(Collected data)
####
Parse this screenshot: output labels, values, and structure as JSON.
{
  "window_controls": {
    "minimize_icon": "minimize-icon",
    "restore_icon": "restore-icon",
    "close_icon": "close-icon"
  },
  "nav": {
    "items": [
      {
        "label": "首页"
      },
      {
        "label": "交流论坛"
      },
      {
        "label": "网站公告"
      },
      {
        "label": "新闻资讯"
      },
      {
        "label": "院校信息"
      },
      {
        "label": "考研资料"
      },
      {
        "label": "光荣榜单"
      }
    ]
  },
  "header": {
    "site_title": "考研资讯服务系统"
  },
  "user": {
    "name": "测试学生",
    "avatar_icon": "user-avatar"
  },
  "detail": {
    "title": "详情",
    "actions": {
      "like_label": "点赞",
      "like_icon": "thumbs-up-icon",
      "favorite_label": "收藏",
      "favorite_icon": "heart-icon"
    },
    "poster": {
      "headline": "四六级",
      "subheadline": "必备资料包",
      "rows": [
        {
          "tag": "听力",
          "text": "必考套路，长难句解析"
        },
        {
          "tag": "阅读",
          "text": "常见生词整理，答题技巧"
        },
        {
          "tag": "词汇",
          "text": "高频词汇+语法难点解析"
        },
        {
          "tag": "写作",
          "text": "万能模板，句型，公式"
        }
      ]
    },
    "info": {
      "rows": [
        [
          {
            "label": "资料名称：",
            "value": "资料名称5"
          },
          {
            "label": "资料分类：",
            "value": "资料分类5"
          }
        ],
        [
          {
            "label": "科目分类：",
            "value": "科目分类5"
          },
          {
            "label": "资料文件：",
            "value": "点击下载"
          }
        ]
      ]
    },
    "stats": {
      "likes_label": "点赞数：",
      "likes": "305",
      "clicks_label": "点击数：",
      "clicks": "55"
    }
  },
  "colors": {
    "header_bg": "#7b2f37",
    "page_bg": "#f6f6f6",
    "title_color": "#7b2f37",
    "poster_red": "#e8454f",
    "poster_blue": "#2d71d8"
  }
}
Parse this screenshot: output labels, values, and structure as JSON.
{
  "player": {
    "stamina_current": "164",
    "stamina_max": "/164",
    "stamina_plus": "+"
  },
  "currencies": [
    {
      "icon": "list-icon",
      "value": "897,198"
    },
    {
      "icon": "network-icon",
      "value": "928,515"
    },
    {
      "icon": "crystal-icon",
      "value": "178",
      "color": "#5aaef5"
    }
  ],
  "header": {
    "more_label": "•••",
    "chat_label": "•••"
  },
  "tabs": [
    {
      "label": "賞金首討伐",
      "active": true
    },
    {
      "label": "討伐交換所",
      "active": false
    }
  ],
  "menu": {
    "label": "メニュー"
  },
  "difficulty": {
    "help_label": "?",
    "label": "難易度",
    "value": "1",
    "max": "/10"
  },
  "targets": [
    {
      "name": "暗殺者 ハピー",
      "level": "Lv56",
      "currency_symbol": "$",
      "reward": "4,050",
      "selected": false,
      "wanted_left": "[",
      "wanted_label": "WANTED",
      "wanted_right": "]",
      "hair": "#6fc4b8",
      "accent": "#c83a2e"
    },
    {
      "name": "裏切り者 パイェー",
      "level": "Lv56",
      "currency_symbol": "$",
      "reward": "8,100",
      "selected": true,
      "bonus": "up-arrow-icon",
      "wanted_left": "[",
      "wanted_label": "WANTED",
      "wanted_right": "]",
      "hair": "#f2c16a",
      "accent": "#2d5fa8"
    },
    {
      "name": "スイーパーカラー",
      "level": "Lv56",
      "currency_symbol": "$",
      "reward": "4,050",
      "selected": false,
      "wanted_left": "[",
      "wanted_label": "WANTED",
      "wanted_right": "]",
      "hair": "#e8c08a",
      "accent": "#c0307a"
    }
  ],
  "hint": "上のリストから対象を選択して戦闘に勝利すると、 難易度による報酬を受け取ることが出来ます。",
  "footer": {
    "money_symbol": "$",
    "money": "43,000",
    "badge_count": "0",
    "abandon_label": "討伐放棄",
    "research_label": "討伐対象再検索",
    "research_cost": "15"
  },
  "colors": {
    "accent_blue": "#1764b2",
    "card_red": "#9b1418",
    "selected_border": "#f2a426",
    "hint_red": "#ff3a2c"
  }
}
####
Task objective: Print all of the entries exactly as they are written.

Completed exercise:
Parse this screenshot: output labels, values, and structure as JSON.
{
  "window_controls": {
    "minimize_icon": "minimize-icon",
    "restore_icon": "restore-icon",
    "close_icon": "close-icon"
  },
  "nav": {
    "items": [
      {
        "label": "首页"
      },
      {
        "label": "交流论坛"
      },
      {
        "label": "网站公告"
      },
      {
        "label": "新闻资讯"
      },
      {
        "label": "院校信息"
      },
      {
        "label": "考研资料"
      },
      {
        "label": "光荣榜单"
      }
    ]
  },
  "header": {
    "site_title": "考研资讯服务系统"
  },
  "user": {
    "name": "测试学生",
    "avatar_icon": "user-avatar"
  },
  "detail": {
    "title": "详情",
    "actions": {
      "like_label": "点赞",
      "like_icon": "thumbs-up-icon",
      "favorite_label": "收藏",
      "favorite_icon": "heart-icon"
    },
    "poster": {
      "headline": "四六级",
      "subheadline": "必备资料包",
      "rows": [
        {
          "tag": "听力",
          "text": "必考套路，长难句解析"
        },
        {
          "tag": "阅读",
          "text": "常见生词整理，答题技巧"
        },
        {
          "tag": "词汇",
          "text": "高频词汇+语法难点解析"
        },
        {
          "tag": "写作",
          "text": "万能模板，句型，公式"
        }
      ]
    },
    "info": {
      "rows": [
        [
          {
            "label": "资料名称：",
            "value": "资料名称5"
          },
          {
            "label": "资料分类：",
            "value": "资料分类5"
          }
        ],
        [
          {
            "label": "科目分类：",
            "value": "科目分类5"
          },
          {
            "label": "资料文件：",
            "value": "点击下载"
          }
        ]
      ]
    },
    "stats": {
      "likes_label": "点赞数：",
      "likes": "305",
      "clicks_label": "点击数：",
      "clicks": "55"
    }
  },
  "colors": {
    "header_bg": "#7b2f37",
    "page_bg": "#f6f6f6",
    "title_color": "#7b2f37",
    "poster_red": "#e8454f",
    "poster_blue": "#2d71d8"
  }
}
Parse this screenshot: output labels, values, and structure as JSON.
{
  "player": {
    "stamina_current": "164",
    "stamina_max": "/164",
    "stamina_plus": "+"
  },
  "currencies": [
    {
      "icon": "list-icon",
      "value": "897,198"
    },
    {
      "icon": "network-icon",
      "value": "928,515"
    },
    {
      "icon": "crystal-icon",
      "value": "178",
      "color": "#5aaef5"
    }
  ],
  "header": {
    "more_label": "•••",
    "chat_label": "•••"
  },
  "tabs": [
    {
      "label": "賞金首討伐",
      "active": true
    },
    {
      "label": "討伐交換所",
      "active": false
    }
  ],
  "menu": {
    "label": "メニュー"
  },
  "difficulty": {
    "help_label": "?",
    "label": "難易度",
    "value": "1",
    "max": "/10"
  },
  "targets": [
    {
      "name": "暗殺者 ハピー",
      "level": "Lv56",
      "currency_symbol": "$",
      "reward": "4,050",
      "selected": false,
      "wanted_left": "[",
      "wanted_label": "WANTED",
      "wanted_right": "]",
      "hair": "#6fc4b8",
      "accent": "#c83a2e"
    },
    {
      "name": "裏切り者 パイェー",
      "level": "Lv56",
      "currency_symbol": "$",
      "reward": "8,100",
      "selected": true,
      "bonus": "up-arrow-icon",
      "wanted_left": "[",
      "wanted_label": "WANTED",
      "wanted_right": "]",
      "hair": "#f2c16a",
      "accent": "#2d5fa8"
    },
    {
      "name": "スイーパーカラー",
      "level": "Lv56",
      "currency_symbol": "$",
      "reward": "4,050",
      "selected": false,
      "wanted_left": "[",
      "wanted_label": "WANTED",
      "wanted_right": "]",
      "hair": "#e8c08a",
      "accent": "#c0307a"
    }
  ],
  "hint": "上のリストから対象を選択して戦闘に勝利すると、 難易度による報酬を受け取ることが出来ます。",
  "footer": {
    "money_symbol": "$",
    "money": "43,000",
    "badge_count": "0",
    "abandon_label": "討伐放棄",
    "research_label": "討伐対象再検索",
    "research_cost": "15"
  },
  "colors": {
    "accent_blue": "#1764b2",
    "card_red": "#9b1418",
    "selected_border": "#f2a426",
    "hint_red": "#ff3a2c"
  }
}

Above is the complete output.